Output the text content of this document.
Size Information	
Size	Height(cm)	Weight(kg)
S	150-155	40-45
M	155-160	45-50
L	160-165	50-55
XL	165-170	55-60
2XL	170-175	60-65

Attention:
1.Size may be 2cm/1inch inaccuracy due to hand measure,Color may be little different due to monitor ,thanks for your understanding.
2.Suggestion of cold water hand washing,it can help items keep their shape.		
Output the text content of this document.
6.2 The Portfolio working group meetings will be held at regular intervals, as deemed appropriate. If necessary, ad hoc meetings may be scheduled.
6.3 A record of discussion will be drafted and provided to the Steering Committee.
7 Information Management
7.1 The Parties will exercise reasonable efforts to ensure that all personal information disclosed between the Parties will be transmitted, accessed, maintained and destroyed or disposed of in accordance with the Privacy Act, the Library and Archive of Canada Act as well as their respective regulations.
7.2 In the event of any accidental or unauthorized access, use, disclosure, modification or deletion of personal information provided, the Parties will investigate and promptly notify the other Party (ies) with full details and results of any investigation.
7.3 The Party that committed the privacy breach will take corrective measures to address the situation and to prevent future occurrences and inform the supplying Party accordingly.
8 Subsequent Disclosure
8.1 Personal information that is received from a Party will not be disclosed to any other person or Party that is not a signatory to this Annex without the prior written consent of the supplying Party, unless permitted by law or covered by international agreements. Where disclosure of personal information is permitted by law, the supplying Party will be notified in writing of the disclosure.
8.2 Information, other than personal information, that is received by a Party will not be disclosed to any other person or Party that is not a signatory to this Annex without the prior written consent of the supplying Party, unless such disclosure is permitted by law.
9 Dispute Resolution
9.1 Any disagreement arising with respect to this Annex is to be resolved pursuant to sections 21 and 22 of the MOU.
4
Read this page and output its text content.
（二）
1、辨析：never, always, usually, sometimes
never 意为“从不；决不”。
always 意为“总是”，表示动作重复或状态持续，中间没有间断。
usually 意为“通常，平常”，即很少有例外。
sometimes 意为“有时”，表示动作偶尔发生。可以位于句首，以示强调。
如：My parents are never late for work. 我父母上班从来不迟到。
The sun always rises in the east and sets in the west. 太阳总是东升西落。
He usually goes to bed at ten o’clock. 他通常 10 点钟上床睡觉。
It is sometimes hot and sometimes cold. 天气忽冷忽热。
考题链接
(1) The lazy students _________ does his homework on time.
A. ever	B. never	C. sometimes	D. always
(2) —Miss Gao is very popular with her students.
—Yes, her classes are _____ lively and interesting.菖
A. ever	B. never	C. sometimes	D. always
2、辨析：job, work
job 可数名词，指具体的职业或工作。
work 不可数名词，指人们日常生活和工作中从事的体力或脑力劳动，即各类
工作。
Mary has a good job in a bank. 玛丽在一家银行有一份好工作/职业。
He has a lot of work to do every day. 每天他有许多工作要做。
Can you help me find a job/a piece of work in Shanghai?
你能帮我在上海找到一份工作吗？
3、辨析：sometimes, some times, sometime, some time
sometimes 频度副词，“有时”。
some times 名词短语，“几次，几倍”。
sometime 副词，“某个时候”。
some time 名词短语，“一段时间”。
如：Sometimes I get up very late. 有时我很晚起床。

» SHORT TASK: Copy every line of the listing that includes the string "disclosed".

» FULL SOLUTION:
7.1 The Parties will exercise reasonable efforts to ensure that all personal information disclosed between the Parties will be transmitted, accessed, maintained and destroyed or disposed of in accordance with the Privacy Act, the Library and Archive of Canada Act as well as their respective regulations.
8.1 Personal information that is received from a Party will not be disclosed to any other person or Party that is not a signatory to this Annex without the prior written consent of the supplying Party, unless permitted by law or covered by international agreements. Where disclosure of personal information is permitted by law, the supplying Party will be notified in writing of the disclosure.
8.2 Information, other than personal information, that is received by a Party will not be disclosed to any other person or Party that is not a signatory to this Annex without the prior written consent of the supplying Party, unless such disclosure is permitted by law.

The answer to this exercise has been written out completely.